**Goal of the exercise:** Copy each line that contains the string "Signals".

Excerpt from a dataset
-- begin --

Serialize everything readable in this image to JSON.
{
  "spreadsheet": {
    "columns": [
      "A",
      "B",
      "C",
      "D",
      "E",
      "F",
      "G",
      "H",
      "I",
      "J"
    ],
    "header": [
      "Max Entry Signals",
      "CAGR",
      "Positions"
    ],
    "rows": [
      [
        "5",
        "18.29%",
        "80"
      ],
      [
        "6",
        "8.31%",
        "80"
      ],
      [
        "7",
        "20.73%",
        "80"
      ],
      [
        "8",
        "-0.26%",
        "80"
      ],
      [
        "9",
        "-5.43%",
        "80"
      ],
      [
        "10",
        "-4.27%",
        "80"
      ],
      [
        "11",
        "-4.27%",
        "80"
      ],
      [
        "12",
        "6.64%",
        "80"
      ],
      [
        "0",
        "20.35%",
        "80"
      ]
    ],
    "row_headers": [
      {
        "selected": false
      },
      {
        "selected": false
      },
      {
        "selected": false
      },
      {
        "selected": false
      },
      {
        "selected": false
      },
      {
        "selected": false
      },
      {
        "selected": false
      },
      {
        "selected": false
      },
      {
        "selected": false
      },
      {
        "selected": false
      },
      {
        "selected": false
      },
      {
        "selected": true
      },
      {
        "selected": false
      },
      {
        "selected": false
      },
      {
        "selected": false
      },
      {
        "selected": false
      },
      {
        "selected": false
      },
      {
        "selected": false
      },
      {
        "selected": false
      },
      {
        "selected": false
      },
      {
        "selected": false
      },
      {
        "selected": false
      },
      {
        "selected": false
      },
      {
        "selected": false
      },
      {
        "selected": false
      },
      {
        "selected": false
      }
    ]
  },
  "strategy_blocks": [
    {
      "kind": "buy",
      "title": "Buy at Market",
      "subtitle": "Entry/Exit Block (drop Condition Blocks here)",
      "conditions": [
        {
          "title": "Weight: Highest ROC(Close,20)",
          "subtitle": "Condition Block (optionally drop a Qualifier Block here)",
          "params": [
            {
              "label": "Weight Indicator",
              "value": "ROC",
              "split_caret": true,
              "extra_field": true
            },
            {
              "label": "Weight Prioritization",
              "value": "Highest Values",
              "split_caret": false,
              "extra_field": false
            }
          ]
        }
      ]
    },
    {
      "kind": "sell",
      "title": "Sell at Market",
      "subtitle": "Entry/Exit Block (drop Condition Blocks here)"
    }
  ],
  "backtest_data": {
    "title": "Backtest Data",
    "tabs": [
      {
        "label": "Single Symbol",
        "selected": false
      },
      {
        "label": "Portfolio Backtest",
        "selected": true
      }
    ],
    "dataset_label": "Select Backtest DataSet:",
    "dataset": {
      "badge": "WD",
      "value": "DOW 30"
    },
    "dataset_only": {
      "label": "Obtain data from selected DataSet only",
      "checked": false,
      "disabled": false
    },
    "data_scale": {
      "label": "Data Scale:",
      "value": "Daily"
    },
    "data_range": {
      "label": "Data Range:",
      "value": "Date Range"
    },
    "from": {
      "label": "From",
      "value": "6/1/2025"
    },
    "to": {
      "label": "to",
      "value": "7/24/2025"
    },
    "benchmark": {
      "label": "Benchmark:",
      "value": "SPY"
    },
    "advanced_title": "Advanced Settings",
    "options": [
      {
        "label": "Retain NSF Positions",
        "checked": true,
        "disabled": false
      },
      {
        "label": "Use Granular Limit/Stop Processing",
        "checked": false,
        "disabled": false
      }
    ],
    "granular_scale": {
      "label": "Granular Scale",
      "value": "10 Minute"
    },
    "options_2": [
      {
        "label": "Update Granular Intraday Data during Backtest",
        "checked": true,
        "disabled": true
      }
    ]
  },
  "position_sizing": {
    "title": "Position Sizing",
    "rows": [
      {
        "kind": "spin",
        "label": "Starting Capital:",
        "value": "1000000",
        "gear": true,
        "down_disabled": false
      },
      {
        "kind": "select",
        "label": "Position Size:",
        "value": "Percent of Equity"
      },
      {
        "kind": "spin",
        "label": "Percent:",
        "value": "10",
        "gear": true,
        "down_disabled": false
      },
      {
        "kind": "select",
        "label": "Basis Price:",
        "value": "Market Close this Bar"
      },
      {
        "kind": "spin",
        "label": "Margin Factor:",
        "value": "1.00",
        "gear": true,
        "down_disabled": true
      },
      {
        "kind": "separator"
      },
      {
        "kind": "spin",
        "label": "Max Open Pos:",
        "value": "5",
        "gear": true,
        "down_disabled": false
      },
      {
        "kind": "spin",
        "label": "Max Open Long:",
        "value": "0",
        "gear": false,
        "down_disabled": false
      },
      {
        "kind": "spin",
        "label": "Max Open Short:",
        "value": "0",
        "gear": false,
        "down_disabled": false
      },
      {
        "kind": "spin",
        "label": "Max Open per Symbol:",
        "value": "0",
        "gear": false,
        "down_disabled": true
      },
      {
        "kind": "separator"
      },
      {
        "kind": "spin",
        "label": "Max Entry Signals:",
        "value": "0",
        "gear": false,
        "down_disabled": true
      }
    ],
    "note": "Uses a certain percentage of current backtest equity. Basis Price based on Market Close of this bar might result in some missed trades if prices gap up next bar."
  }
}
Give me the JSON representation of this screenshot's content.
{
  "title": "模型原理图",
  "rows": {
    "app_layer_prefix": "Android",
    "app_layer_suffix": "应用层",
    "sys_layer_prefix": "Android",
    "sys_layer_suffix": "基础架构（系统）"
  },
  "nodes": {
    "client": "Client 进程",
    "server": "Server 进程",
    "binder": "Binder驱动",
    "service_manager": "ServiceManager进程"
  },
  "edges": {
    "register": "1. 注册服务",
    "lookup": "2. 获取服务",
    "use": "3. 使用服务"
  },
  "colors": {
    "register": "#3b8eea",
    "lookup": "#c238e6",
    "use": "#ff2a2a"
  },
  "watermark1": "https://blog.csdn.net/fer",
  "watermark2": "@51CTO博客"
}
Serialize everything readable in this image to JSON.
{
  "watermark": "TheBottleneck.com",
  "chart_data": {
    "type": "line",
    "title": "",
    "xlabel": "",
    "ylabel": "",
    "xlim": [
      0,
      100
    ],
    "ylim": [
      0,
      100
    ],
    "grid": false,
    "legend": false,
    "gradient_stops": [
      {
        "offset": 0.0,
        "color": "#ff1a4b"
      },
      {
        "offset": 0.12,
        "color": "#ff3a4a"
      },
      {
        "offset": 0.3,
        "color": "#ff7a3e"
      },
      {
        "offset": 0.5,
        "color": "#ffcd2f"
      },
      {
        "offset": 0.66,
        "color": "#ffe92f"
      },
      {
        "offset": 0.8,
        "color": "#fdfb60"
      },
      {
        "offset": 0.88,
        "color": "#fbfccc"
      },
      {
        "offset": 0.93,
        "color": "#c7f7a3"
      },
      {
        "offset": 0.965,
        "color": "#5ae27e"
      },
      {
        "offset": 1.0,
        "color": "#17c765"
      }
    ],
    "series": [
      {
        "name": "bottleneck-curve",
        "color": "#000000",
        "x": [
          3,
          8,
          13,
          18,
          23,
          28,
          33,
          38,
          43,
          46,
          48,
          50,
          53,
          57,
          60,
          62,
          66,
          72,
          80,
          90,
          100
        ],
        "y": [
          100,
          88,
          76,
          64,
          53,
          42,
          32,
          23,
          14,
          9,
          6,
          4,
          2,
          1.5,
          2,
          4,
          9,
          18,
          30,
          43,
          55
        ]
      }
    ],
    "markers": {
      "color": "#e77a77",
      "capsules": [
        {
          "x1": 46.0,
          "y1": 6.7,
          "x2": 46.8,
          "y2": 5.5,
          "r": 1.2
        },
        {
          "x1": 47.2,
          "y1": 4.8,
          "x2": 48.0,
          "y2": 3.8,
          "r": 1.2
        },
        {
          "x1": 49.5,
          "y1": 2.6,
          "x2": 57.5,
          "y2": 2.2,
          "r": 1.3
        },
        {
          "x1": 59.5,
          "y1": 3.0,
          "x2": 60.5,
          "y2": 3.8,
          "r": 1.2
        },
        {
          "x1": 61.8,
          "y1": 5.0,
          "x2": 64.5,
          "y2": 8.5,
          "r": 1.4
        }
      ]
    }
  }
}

-- end --

**Result for this exercise:**
      "Max Entry Signals",
        "label": "Max Entry Signals:",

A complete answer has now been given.